- [PROBLEM TO WORK ON]
Write out all the entries word for word and omit any pictures.

- [DATA SUPPLIED]
* * *

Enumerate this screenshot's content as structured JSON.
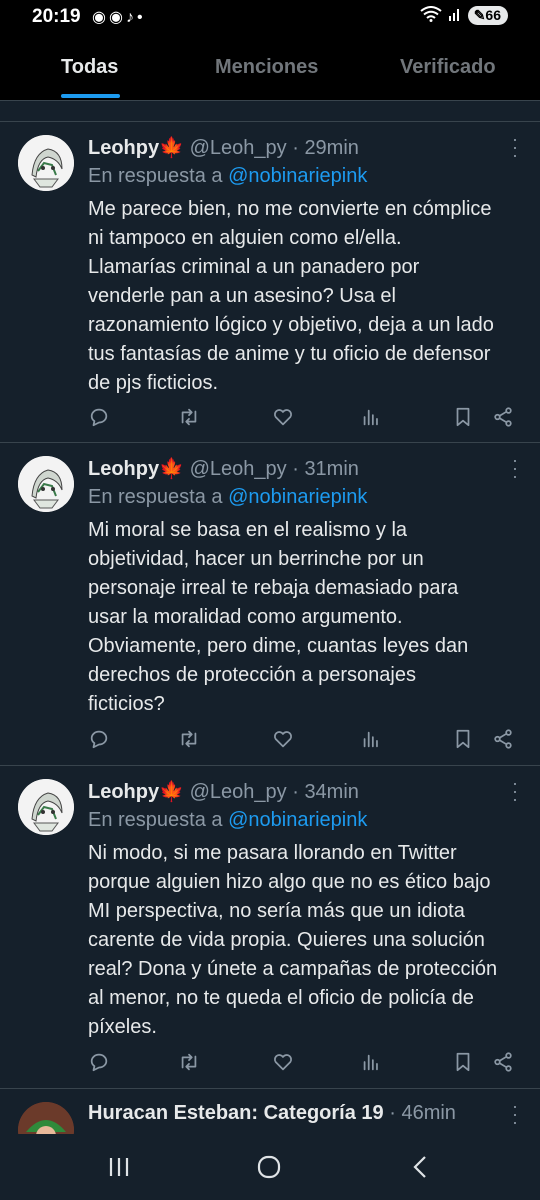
{
  "status_bar": {
    "time": "20:19",
    "battery": "66",
    "left_icons": [
      "discord-icon",
      "discord-icon",
      "tiktok-icon",
      "dot-icon"
    ]
  },
  "tabs": [
    {
      "label": "Todas",
      "active": true
    },
    {
      "label": "Menciones",
      "active": false
    },
    {
      "label": "Verificado",
      "active": false
    }
  ],
  "tweets": [
    {
      "name": "Leohpy",
      "emoji": "🍁",
      "handle": "@Leoh_py",
      "sep": "·",
      "time": "29min",
      "reply_prefix": "En respuesta a",
      "reply_to": "@nobinariepink",
      "lines": [
        "Me parece bien, no me convierte en cómplice",
        "ni tampoco en alguien como el/ella.",
        "Llamarías criminal a un panadero por",
        "venderle pan a un asesino? Usa el",
        "razonamiento lógico y objetivo, deja a un lado",
        "tus fantasías de anime y tu oficio de defensor",
        "de pjs ficticios."
      ]
    },
    {
      "name": "Leohpy",
      "emoji": "🍁",
      "handle": "@Leoh_py",
      "sep": "·",
      "time": "31min",
      "reply_prefix": "En respuesta a",
      "reply_to": "@nobinariepink",
      "lines": [
        "Mi moral se basa en el realismo y la",
        "objetividad, hacer un berrinche por un",
        "personaje irreal te rebaja demasiado para",
        "usar la moralidad como argumento.",
        "Obviamente, pero dime, cuantas leyes dan",
        "derechos de protección a personajes",
        "ficticios?"
      ]
    },
    {
      "name": "Leohpy",
      "emoji": "🍁",
      "handle": "@Leoh_py",
      "sep": "·",
      "time": "34min",
      "reply_prefix": "En respuesta a",
      "reply_to": "@nobinariepink",
      "lines": [
        "Ni modo, si me pasara llorando en Twitter",
        "porque alguien hizo algo que no es ético bajo",
        "MI perspectiva, no sería más que un idiota",
        "carente de vida propia. Quieres una solución",
        "real? Dona y únete a campañas de protección",
        "al menor, no te queda el oficio de policía de",
        "píxeles."
      ]
    }
  ],
  "partial_tweet": {
    "name": "Huracan Esteban: Categoría 19",
    "sep": "·",
    "time": "46min"
  },
  "action_icons": [
    "reply-icon",
    "retweet-icon",
    "like-icon",
    "views-icon",
    "bookmark-icon",
    "share-icon"
  ],
  "colors": {
    "background": "#15202b",
    "accent": "#1d9bf0",
    "muted": "#8b98a5",
    "text": "#e7e9ea",
    "divider": "#38444d"
  }
}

* * *

- [EXERCISE OUTPUT]
Enumerate this screenshot's content as structured JSON.
{
  "status_bar": {
    "time": "20:19",
    "battery": "66",
    "left_icons": [
      "discord-icon",
      "discord-icon",
      "tiktok-icon",
      "dot-icon"
    ]
  },
  "tabs": [
    {
      "label": "Todas",
      "active": true
    },
    {
      "label": "Menciones",
      "active": false
    },
    {
      "label": "Verificado",
      "active": false
    }
  ],
  "tweets": [
    {
      "name": "Leohpy",
      "emoji": "🍁",
      "handle": "@Leoh_py",
      "sep": "·",
      "time": "29min",
      "reply_prefix": "En respuesta a",
      "reply_to": "@nobinariepink",
      "lines": [
        "Me parece bien, no me convierte en cómplice",
        "ni tampoco en alguien como el/ella.",
        "Llamarías criminal a un panadero por",
        "venderle pan a un asesino? Usa el",
        "razonamiento lógico y objetivo, deja a un lado",
        "tus fantasías de anime y tu oficio de defensor",
        "de pjs ficticios."
      ]
    },
    {
      "name": "Leohpy",
      "emoji": "🍁",
      "handle": "@Leoh_py",
      "sep": "·",
      "time": "31min",
      "reply_prefix": "En respuesta a",
      "reply_to": "@nobinariepink",
      "lines": [
        "Mi moral se basa en el realismo y la",
        "objetividad, hacer un berrinche por un",
        "personaje irreal te rebaja demasiado para",
        "usar la moralidad como argumento.",
        "Obviamente, pero dime, cuantas leyes dan",
        "derechos de protección a personajes",
        "ficticios?"
      ]
    },
    {
      "name": "Leohpy",
      "emoji": "🍁",
      "handle": "@Leoh_py",
      "sep": "·",
      "time": "34min",
      "reply_prefix": "En respuesta a",
      "reply_to": "@nobinariepink",
      "lines": [
        "Ni modo, si me pasara llorando en Twitter",
        "porque alguien hizo algo que no es ético bajo",
        "MI perspectiva, no sería más que un idiota",
        "carente de vida propia. Quieres una solución",
        "real? Dona y únete a campañas de protección",
        "al menor, no te queda el oficio de policía de",
        "píxeles."
      ]
    }
  ],
  "partial_tweet": {
    "name": "Huracan Esteban: Categoría 19",
    "sep": "·",
    "time": "46min"
  },
  "action_icons": [
    "reply-icon",
    "retweet-icon",
    "like-icon",
    "views-icon",
    "bookmark-icon",
    "share-icon"
  ],
  "colors": {
    "background": "#15202b",
    "accent": "#1d9bf0",
    "muted": "#8b98a5",
    "text": "#e7e9ea",
    "divider": "#38444d"
  }
}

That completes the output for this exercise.